**Exercise goal**
Exact repetition is required: output every record in full.

**Material for the task**
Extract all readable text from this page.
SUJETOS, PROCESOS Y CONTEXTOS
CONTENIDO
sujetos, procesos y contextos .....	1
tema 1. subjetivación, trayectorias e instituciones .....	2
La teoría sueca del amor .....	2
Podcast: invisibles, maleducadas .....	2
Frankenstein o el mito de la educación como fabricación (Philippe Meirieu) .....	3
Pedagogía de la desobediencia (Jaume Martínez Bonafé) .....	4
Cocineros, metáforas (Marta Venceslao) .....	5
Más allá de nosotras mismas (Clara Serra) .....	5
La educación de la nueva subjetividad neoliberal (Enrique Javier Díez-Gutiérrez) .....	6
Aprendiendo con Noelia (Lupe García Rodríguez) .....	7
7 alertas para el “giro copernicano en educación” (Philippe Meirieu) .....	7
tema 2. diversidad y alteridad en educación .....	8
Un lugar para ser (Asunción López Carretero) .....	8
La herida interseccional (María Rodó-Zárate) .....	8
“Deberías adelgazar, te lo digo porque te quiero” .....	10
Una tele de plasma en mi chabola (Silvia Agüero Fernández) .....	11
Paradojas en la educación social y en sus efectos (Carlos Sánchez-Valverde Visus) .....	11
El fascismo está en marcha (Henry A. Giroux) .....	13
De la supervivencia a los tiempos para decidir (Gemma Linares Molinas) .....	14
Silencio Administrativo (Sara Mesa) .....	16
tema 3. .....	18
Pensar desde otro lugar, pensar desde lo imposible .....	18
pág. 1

**Solution to this exercise**
Extract all readable text from this page.
SUJETOS, PROCESOS Y CONTEXTOS
CONTENIDO
sujetos, procesos y contextos .....	1
tema 1. subjetivación, trayectorias e instituciones .....	2
La teoría sueca del amor .....	2
Podcast: invisibles, maleducadas .....	2
Frankenstein o el mito de la educación como fabricación (Philippe Meirieu) .....	3
Pedagogía de la desobediencia (Jaume Martínez Bonafé) .....	4
Cocineros, metáforas (Marta Venceslao) .....	5
Más allá de nosotras mismas (Clara Serra) .....	5
La educación de la nueva subjetividad neoliberal (Enrique Javier Díez-Gutiérrez) .....	6
Aprendiendo con Noelia (Lupe García Rodríguez) .....	7
7 alertas para el “giro copernicano en educación” (Philippe Meirieu) .....	7
tema 2. diversidad y alteridad en educación .....	8
Un lugar para ser (Asunción López Carretero) .....	8
La herida interseccional (María Rodó-Zárate) .....	8
“Deberías adelgazar, te lo digo porque te quiero” .....	10
Una tele de plasma en mi chabola (Silvia Agüero Fernández) .....	11
Paradojas en la educación social y en sus efectos (Carlos Sánchez-Valverde Visus) .....	11
El fascismo está en marcha (Henry A. Giroux) .....	13
De la supervivencia a los tiempos para decidir (Gemma Linares Molinas) .....	14
Silencio Administrativo (Sara Mesa) .....	16
tema 3. .....	18
Pensar desde otro lugar, pensar desde lo imposible .....	18
pág. 1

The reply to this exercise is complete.